Goal »
List each line of the data that holds the string "DOMICILE".

Material for the task »
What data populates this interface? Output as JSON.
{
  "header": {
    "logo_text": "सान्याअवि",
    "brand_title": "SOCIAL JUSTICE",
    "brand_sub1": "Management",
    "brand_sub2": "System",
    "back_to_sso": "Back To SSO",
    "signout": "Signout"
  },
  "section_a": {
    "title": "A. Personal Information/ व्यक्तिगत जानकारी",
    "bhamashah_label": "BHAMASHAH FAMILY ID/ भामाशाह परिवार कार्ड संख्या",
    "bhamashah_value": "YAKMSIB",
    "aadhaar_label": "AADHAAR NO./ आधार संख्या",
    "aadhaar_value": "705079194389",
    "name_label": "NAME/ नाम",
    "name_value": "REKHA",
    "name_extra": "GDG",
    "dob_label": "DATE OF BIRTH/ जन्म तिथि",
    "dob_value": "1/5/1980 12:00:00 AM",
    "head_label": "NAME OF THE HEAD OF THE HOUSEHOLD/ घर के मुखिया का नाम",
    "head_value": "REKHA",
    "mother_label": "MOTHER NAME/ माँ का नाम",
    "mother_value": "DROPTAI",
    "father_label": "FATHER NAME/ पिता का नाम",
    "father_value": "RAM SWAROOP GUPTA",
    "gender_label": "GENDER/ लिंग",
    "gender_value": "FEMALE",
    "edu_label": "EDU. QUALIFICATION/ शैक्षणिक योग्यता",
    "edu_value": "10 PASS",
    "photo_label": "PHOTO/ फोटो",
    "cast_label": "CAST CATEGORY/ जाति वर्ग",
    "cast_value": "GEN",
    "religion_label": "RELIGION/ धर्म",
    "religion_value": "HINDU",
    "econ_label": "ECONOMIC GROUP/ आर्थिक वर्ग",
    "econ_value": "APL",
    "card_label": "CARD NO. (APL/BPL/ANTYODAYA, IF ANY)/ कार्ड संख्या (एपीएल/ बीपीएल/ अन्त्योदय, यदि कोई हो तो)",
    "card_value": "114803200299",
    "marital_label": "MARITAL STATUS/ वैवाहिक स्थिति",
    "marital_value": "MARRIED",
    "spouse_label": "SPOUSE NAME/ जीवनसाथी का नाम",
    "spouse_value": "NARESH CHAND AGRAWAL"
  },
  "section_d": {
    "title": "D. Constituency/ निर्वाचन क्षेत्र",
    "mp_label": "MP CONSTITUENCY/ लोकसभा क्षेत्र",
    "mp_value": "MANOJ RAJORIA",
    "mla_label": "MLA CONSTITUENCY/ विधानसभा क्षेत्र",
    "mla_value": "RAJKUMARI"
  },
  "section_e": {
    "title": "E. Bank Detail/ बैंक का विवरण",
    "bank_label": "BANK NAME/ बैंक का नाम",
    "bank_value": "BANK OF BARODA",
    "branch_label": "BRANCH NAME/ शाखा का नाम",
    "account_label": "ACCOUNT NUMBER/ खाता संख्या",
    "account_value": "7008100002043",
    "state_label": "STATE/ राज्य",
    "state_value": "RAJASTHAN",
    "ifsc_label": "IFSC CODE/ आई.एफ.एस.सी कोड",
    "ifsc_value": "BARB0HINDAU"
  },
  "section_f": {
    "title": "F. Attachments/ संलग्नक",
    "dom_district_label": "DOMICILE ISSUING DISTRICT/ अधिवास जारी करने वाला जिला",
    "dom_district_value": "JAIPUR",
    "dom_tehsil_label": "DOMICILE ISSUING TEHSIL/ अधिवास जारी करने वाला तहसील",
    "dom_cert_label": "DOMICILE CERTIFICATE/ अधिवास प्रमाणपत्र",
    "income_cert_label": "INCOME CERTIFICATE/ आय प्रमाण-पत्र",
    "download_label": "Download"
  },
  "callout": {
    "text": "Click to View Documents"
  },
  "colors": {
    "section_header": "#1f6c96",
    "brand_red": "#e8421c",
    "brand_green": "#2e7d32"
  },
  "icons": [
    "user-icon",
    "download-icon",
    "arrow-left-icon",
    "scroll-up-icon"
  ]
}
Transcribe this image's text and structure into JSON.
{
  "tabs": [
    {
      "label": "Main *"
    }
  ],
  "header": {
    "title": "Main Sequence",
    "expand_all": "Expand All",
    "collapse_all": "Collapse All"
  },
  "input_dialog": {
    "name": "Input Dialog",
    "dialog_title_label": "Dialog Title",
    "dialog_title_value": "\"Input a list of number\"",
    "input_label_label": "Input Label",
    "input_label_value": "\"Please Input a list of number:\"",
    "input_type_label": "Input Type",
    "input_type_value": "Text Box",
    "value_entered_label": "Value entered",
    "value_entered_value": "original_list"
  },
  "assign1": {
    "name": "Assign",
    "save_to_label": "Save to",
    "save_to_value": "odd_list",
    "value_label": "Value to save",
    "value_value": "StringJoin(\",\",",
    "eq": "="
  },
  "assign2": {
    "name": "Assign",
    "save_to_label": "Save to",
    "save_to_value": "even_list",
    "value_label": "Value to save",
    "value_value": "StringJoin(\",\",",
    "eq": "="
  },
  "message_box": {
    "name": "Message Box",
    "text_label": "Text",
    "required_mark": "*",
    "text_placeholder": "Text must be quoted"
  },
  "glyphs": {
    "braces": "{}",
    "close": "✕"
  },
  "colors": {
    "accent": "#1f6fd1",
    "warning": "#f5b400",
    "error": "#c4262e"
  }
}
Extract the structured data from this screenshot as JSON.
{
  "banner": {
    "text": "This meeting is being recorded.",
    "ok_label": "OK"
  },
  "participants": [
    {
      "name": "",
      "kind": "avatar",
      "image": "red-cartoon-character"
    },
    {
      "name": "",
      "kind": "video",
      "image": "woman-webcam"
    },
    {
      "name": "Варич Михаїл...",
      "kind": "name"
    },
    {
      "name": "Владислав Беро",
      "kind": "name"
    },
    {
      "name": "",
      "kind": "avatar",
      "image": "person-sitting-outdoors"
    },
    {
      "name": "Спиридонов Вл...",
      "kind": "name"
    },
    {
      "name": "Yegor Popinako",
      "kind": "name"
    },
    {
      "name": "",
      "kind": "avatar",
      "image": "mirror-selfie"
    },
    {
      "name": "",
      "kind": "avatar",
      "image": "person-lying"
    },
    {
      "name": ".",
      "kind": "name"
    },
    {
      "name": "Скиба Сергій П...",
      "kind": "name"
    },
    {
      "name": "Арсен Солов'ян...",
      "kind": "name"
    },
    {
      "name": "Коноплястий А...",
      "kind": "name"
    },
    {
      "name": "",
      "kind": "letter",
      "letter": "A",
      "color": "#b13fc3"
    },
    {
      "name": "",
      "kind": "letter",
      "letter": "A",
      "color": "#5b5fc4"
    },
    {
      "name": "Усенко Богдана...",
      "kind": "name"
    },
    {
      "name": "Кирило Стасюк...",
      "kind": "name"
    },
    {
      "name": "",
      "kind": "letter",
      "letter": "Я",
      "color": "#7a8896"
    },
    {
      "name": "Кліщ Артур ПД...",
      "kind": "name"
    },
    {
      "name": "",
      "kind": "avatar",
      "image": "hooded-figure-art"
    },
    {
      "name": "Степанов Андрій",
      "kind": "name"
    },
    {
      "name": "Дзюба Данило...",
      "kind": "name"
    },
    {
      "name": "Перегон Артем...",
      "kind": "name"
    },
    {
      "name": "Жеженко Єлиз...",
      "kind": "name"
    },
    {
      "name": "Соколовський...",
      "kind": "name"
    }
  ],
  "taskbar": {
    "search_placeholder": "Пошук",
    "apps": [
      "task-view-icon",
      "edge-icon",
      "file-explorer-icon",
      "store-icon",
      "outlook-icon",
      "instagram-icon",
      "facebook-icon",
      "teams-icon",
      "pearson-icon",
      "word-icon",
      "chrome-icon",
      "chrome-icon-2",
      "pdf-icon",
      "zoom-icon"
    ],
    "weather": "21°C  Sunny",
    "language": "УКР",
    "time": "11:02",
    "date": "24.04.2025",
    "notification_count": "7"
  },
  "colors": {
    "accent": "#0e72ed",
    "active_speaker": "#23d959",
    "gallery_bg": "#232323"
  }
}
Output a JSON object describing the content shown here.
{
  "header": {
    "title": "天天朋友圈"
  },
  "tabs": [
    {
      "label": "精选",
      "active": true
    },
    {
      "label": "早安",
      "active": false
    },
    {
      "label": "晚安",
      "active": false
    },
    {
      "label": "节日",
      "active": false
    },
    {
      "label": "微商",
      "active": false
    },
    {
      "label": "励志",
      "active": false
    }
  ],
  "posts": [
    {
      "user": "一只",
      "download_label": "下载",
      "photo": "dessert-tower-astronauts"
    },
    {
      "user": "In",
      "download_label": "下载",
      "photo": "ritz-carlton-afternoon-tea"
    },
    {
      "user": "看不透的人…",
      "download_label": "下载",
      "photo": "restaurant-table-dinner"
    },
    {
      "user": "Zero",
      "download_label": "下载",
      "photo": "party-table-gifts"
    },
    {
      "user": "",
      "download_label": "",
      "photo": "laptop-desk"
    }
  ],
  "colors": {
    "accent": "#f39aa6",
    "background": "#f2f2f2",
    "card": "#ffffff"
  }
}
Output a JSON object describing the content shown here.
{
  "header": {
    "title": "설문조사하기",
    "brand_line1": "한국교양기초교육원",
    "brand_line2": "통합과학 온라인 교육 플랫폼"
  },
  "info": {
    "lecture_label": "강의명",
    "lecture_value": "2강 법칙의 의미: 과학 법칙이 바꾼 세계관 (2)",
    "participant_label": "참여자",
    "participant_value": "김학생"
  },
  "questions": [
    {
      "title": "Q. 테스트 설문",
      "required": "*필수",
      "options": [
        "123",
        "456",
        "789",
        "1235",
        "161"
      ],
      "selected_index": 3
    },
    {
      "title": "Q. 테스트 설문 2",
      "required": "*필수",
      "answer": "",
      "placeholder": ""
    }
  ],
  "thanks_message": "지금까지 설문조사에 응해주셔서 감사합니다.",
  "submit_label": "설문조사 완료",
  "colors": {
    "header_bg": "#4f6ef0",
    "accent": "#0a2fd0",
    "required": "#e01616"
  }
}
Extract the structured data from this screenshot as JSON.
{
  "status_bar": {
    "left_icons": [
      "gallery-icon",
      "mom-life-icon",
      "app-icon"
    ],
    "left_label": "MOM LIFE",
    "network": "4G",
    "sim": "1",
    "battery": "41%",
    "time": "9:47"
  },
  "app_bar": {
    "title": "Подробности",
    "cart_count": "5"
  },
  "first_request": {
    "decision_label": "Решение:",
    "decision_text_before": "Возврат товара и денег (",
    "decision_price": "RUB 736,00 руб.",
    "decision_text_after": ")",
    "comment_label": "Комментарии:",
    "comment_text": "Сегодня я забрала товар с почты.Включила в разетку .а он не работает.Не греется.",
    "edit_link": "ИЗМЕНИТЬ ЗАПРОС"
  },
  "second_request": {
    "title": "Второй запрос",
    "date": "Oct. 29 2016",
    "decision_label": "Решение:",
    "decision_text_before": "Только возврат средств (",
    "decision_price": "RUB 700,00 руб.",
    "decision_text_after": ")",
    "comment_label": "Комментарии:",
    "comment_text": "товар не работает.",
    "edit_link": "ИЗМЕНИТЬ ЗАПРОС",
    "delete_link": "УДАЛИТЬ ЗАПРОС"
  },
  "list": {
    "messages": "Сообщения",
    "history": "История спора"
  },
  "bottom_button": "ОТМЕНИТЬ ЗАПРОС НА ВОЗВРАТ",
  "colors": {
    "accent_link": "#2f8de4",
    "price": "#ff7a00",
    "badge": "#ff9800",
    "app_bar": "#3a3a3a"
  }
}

Finished task »
    "dom_district_label": "DOMICILE ISSUING DISTRICT/ अधिवास जारी करने वाला जिला",
    "dom_tehsil_label": "DOMICILE ISSUING TEHSIL/ अधिवास जारी करने वाला तहसील",
    "dom_cert_label": "DOMICILE CERTIFICATE/ अधिवास प्रमाणपत्र",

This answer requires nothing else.